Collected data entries
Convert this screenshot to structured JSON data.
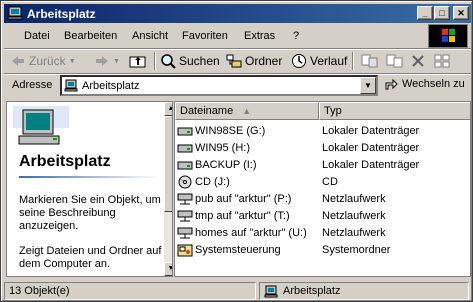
{
  "window": {
    "title": "Arbeitsplatz"
  },
  "menu": [
    "Datei",
    "Bearbeiten",
    "Ansicht",
    "Favoriten",
    "Extras",
    "?"
  ],
  "toolbar": {
    "back": "Zurück",
    "search": "Suchen",
    "folders": "Ordner",
    "history": "Verlauf"
  },
  "address": {
    "label": "Adresse",
    "value": "Arbeitsplatz",
    "go": "Wechseln zu"
  },
  "leftpane": {
    "title": "Arbeitsplatz",
    "desc": "Markieren Sie ein Objekt, um seine Beschreibung anzuzeigen.",
    "desc2": "Zeigt Dateien und Ordner auf dem Computer an."
  },
  "columns": {
    "name": "Dateiname",
    "type": "Typ"
  },
  "rows": [
    {
      "name": "WIN98SE (G:)",
      "type": "Lokaler Datenträger",
      "icon": "drive-icon"
    },
    {
      "name": "WIN95 (H:)",
      "type": "Lokaler Datenträger",
      "icon": "drive-icon"
    },
    {
      "name": "BACKUP (I:)",
      "type": "Lokaler Datenträger",
      "icon": "drive-icon"
    },
    {
      "name": "CD (J:)",
      "type": "CD",
      "icon": "cd-icon"
    },
    {
      "name": "pub auf \"arktur\" (P:)",
      "type": "Netzlaufwerk",
      "icon": "network-drive-icon"
    },
    {
      "name": "tmp auf \"arktur\" (T:)",
      "type": "Netzlaufwerk",
      "icon": "network-drive-icon"
    },
    {
      "name": "homes auf \"arktur\" (U:)",
      "type": "Netzlaufwerk",
      "icon": "network-drive-icon"
    },
    {
      "name": "Systemsteuerung",
      "type": "Systemordner",
      "icon": "control-panel-icon"
    }
  ],
  "status": {
    "count": "13 Objekt(e)",
    "location": "Arbeitsplatz"
  }
}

» What is being asked:
In the entries above, find the lines containing the word "Objekt" and say how many there are, with no other words.

» The output:
2